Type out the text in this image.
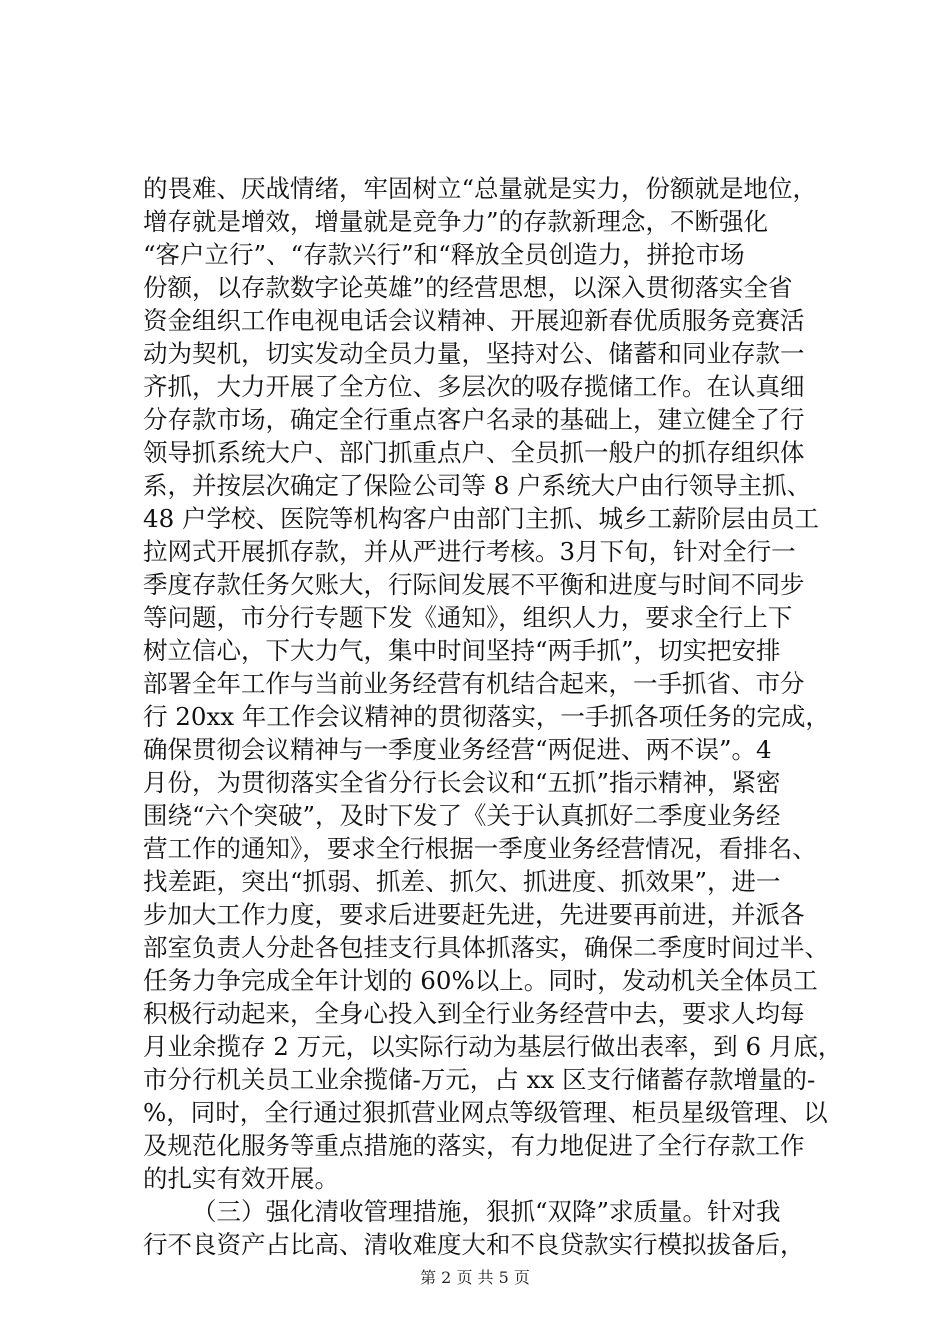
的畏难、厌战情绪，牢固树立“总量就是实力，份额就是地位，
增存就是增效，增量就是竞争力”的存款新理念，不断强化
“客户立行”、“存款兴行”和“释放全员创造力，拼抢市场
份额，以存款数字论英雄”的经营思想，以深入贯彻落实全省
资金组织工作电视电话会议精神、开展迎新春优质服务竞赛活
动为契机，切实发动全员力量，坚持对公、储蓄和同业存款一
齐抓，大力开展了全方位、多层次的吸存揽储工作。在认真细
分存款市场，确定全行重点客户名录的基础上，建立健全了行
领导抓系统大户、部门抓重点户、全员抓一般户的抓存组织体
系，并按层次确定了保险公司等 8 户系统大户由行领导主抓、
48 户学校、医院等机构客户由部门主抓、城乡工薪阶层由员工
拉网式开展抓存款，并从严进行考核。3月下旬，针对全行一
季度存款任务欠账大，行际间发展不平衡和进度与时间不同步
等问题，市分行专题下发《通知》，组织人力，要求全行上下
树立信心，下大力气，集中时间坚持“两手抓”，切实把安排
部署全年工作与当前业务经营有机结合起来，一手抓省、市分
行 20xx 年工作会议精神的贯彻落实，一手抓各项任务的完成，
确保贯彻会议精神与一季度业务经营“两促进、两不误”。4
月份，为贯彻落实全省分行长会议和“五抓”指示精神，紧密
围绕“六个突破”，及时下发了《关于认真抓好二季度业务经
营工作的通知》，要求全行根据一季度业务经营情况，看排名、
找差距，突出“抓弱、抓差、抓欠、抓进度、抓效果”，进一
步加大工作力度，要求后进要赶先进，先进要再前进，并派各
部室负责人分赴各包挂支行具体抓落实，确保二季度时间过半、
任务力争完成全年计划的 60%以上。同时，发动机关全体员工
积极行动起来，全身心投入到全行业务经营中去，要求人均每
月业余揽存 2 万元，以实际行动为基层行做出表率，到 6 月底，
市分行机关员工业余揽储-万元，占 xx 区支行储蓄存款增量的-
%，同时，全行通过狠抓营业网点等级管理、柜员星级管理、以
及规范化服务等重点措施的落实，有力地促进了全行存款工作
的扎实有效开展。
（三）强化清收管理措施，狠抓“双降”求质量。针对我
行不良资产占比高、清收难度大和不良贷款实行模拟拔备后，
第 2 页 共 5 页
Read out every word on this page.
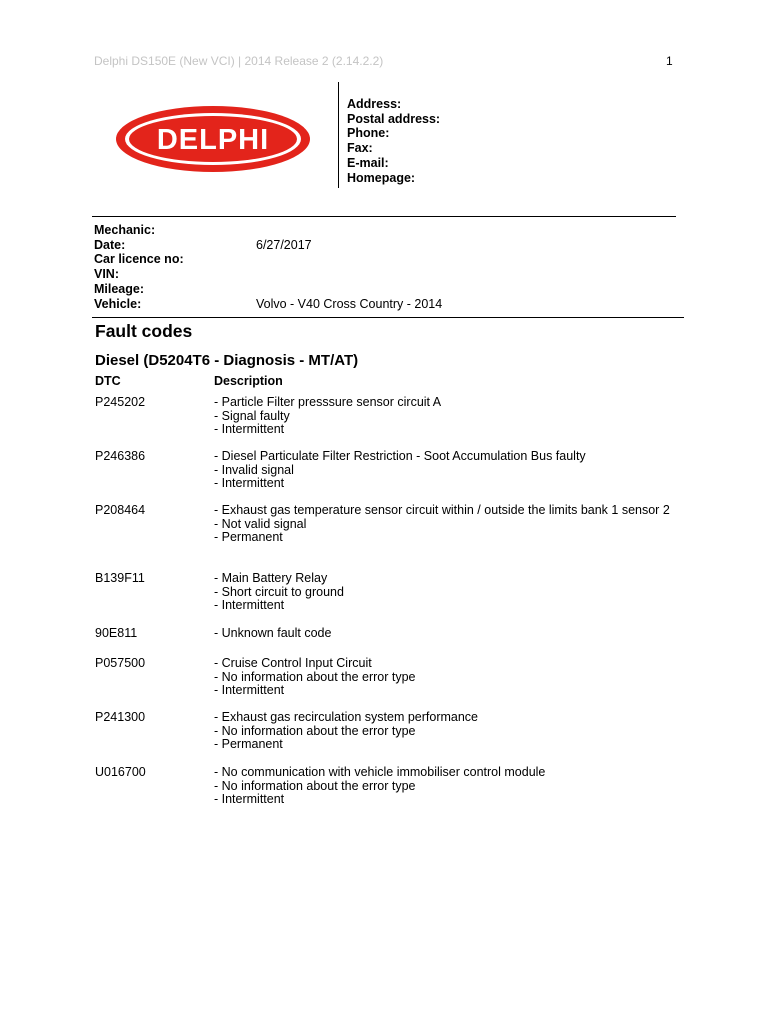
Delphi DS150E (New VCI) | 2014 Release 2 (2.14.2.2)	1
DELPHI
Address:
Postal address:
Phone:
Fax:
E-mail:
Homepage:
Mechanic:
Date:	6/27/2017
Car licence no:
VIN:
Mileage:
Vehicle:	Volvo - V40 Cross Country - 2014
Fault codes
Diesel (D5204T6 - Diagnosis - MT/AT)
DTC	Description
P245202	- Particle Filter presssure sensor circuit A
- Signal faulty
- Intermittent
P246386	- Diesel Particulate Filter Restriction - Soot Accumulation Bus faulty
- Invalid signal
- Intermittent
P208464	- Exhaust gas temperature sensor circuit within / outside the limits bank 1 sensor 2
- Not valid signal
- Permanent
B139F11	- Main Battery Relay
- Short circuit to ground
- Intermittent
90E811	- Unknown fault code
P057500	- Cruise Control Input Circuit
- No information about the error type
- Intermittent
P241300	- Exhaust gas recirculation system performance
- No information about the error type
- Permanent
U016700	- No communication with vehicle immobiliser control module
- No information about the error type
- Intermittent
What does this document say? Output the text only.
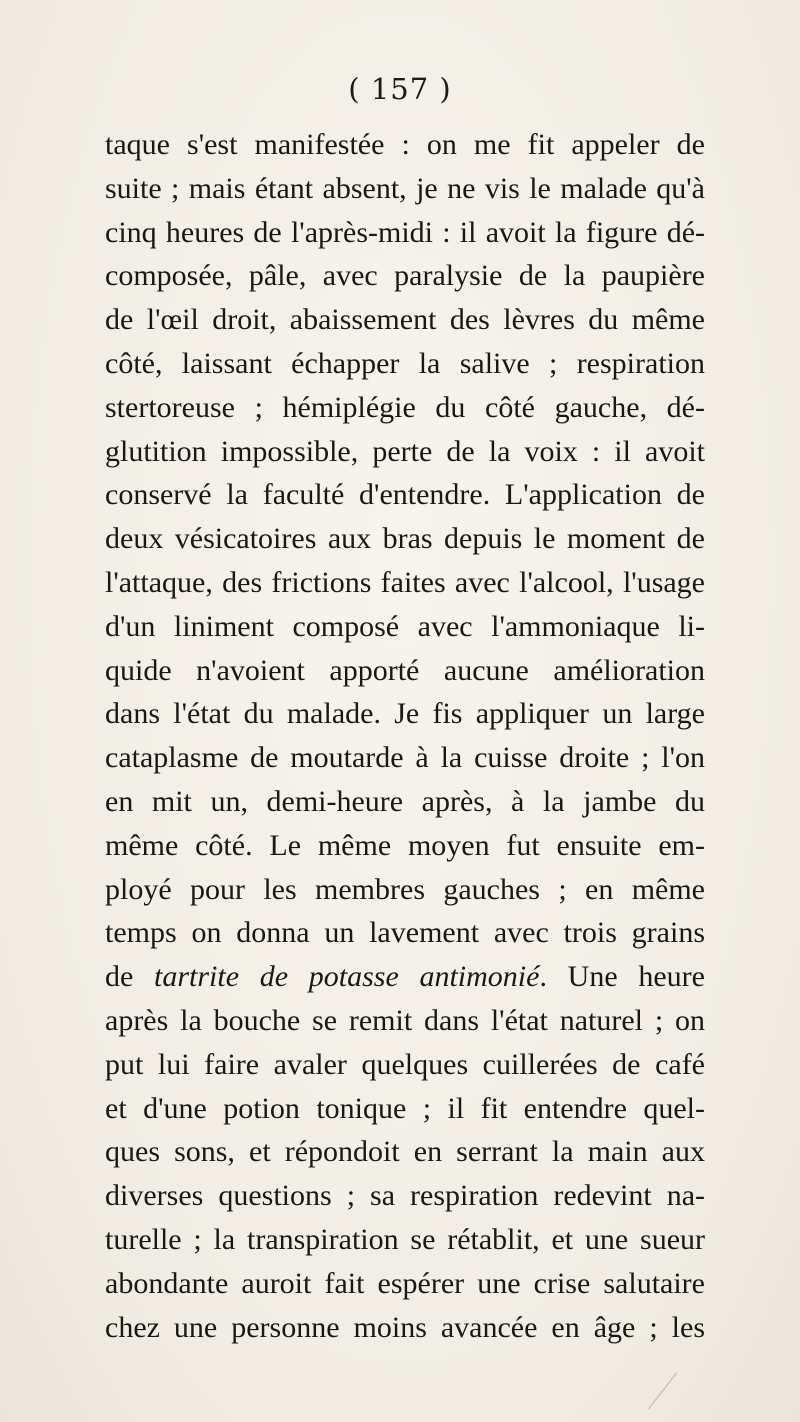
( 157 )
taque s'est manifestée : on me fit appeler de
suite ; mais étant absent, je ne vis le malade qu'à
cinq heures de l'après-midi : il avoit la figure dé-
composée, pâle, avec paralysie de la paupière
de l'œil droit, abaissement des lèvres du même
côté, laissant échapper la salive ; respiration
stertoreuse ; hémiplégie du côté gauche, dé-
glutition impossible, perte de la voix : il avoit
conservé la faculté d'entendre. L'application de
deux vésicatoires aux bras depuis le moment de
l'attaque, des frictions faites avec l'alcool, l'usage
d'un liniment composé avec l'ammoniaque li-
quide n'avoient apporté aucune amélioration
dans l'état du malade. Je fis appliquer un large
cataplasme de moutarde à la cuisse droite ; l'on
en mit un, demi-heure après, à la jambe du
même côté. Le même moyen fut ensuite em-
ployé pour les membres gauches ; en même
temps on donna un lavement avec trois grains
de tartrite de potasse antimonié. Une heure
après la bouche se remit dans l'état naturel ; on
put lui faire avaler quelques cuillerées de café
et d'une potion tonique ; il fit entendre quel-
ques sons, et répondoit en serrant la main aux
diverses questions ; sa respiration redevint na-
turelle ; la transpiration se rétablit, et une sueur
abondante auroit fait espérer une crise salutaire
chez une personne moins avancée en âge ; les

* * * *

• Stated goal:
Pictures stay out; reproduce every line of the records exactly.

• Solution to the problem:
Type out the text in this image.
的畏难、厌战情绪，牢固树立“总量就是实力，份额就是地位，
增存就是增效，增量就是竞争力”的存款新理念，不断强化
“客户立行”、“存款兴行”和“释放全员创造力，拼抢市场
份额，以存款数字论英雄”的经营思想，以深入贯彻落实全省
资金组织工作电视电话会议精神、开展迎新春优质服务竞赛活
动为契机，切实发动全员力量，坚持对公、储蓄和同业存款一
齐抓，大力开展了全方位、多层次的吸存揽储工作。在认真细
分存款市场，确定全行重点客户名录的基础上，建立健全了行
领导抓系统大户、部门抓重点户、全员抓一般户的抓存组织体
系，并按层次确定了保险公司等 8 户系统大户由行领导主抓、
48 户学校、医院等机构客户由部门主抓、城乡工薪阶层由员工
拉网式开展抓存款，并从严进行考核。3月下旬，针对全行一
季度存款任务欠账大，行际间发展不平衡和进度与时间不同步
等问题，市分行专题下发《通知》，组织人力，要求全行上下
树立信心，下大力气，集中时间坚持“两手抓”，切实把安排
部署全年工作与当前业务经营有机结合起来，一手抓省、市分
行 20xx 年工作会议精神的贯彻落实，一手抓各项任务的完成，
确保贯彻会议精神与一季度业务经营“两促进、两不误”。4
月份，为贯彻落实全省分行长会议和“五抓”指示精神，紧密
围绕“六个突破”，及时下发了《关于认真抓好二季度业务经
营工作的通知》，要求全行根据一季度业务经营情况，看排名、
找差距，突出“抓弱、抓差、抓欠、抓进度、抓效果”，进一
步加大工作力度，要求后进要赶先进，先进要再前进，并派各
部室负责人分赴各包挂支行具体抓落实，确保二季度时间过半、
任务力争完成全年计划的 60%以上。同时，发动机关全体员工
积极行动起来，全身心投入到全行业务经营中去，要求人均每
月业余揽存 2 万元，以实际行动为基层行做出表率，到 6 月底，
市分行机关员工业余揽储-万元，占 xx 区支行储蓄存款增量的-
%，同时，全行通过狠抓营业网点等级管理、柜员星级管理、以
及规范化服务等重点措施的落实，有力地促进了全行存款工作
的扎实有效开展。
（三）强化清收管理措施，狠抓“双降”求质量。针对我
行不良资产占比高、清收难度大和不良贷款实行模拟拔备后，
第 2 页 共 5 页
Read out every word on this page.
Delphi DS150E (New VCI) | 2014 Release 2 (2.14.2.2)	1
DELPHI
Address:
Postal address:
Phone:
Fax:
E-mail:
Homepage:
Mechanic:
Date:	6/27/2017
Car licence no:
VIN:
Mileage:
Vehicle:	Volvo - V40 Cross Country - 2014
Fault codes
Diesel (D5204T6 - Diagnosis - MT/AT)
DTC	Description
P245202	- Particle Filter presssure sensor circuit A
- Signal faulty
- Intermittent
P246386	- Diesel Particulate Filter Restriction - Soot Accumulation Bus faulty
- Invalid signal
- Intermittent
P208464	- Exhaust gas temperature sensor circuit within / outside the limits bank 1 sensor 2
- Not valid signal
- Permanent
B139F11	- Main Battery Relay
- Short circuit to ground
- Intermittent
90E811	- Unknown fault code
P057500	- Cruise Control Input Circuit
- No information about the error type
- Intermittent
P241300	- Exhaust gas recirculation system performance
- No information about the error type
- Permanent
U016700	- No communication with vehicle immobiliser control module
- No information about the error type
- Intermittent
What does this document say? Output the text only.
( 157 )
taque s'est manifestée : on me fit appeler de
suite ; mais étant absent, je ne vis le malade qu'à
cinq heures de l'après-midi : il avoit la figure dé-
composée, pâle, avec paralysie de la paupière
de l'œil droit, abaissement des lèvres du même
côté, laissant échapper la salive ; respiration
stertoreuse ; hémiplégie du côté gauche, dé-
glutition impossible, perte de la voix : il avoit
conservé la faculté d'entendre. L'application de
deux vésicatoires aux bras depuis le moment de
l'attaque, des frictions faites avec l'alcool, l'usage
d'un liniment composé avec l'ammoniaque li-
quide n'avoient apporté aucune amélioration
dans l'état du malade. Je fis appliquer un large
cataplasme de moutarde à la cuisse droite ; l'on
en mit un, demi-heure après, à la jambe du
même côté. Le même moyen fut ensuite em-
ployé pour les membres gauches ; en même
temps on donna un lavement avec trois grains
de tartrite de potasse antimonié. Une heure
après la bouche se remit dans l'état naturel ; on
put lui faire avaler quelques cuillerées de café
et d'une potion tonique ; il fit entendre quel-
ques sons, et répondoit en serrant la main aux
diverses questions ; sa respiration redevint na-
turelle ; la transpiration se rétablit, et une sueur
abondante auroit fait espérer une crise salutaire
chez une personne moins avancée en âge ; les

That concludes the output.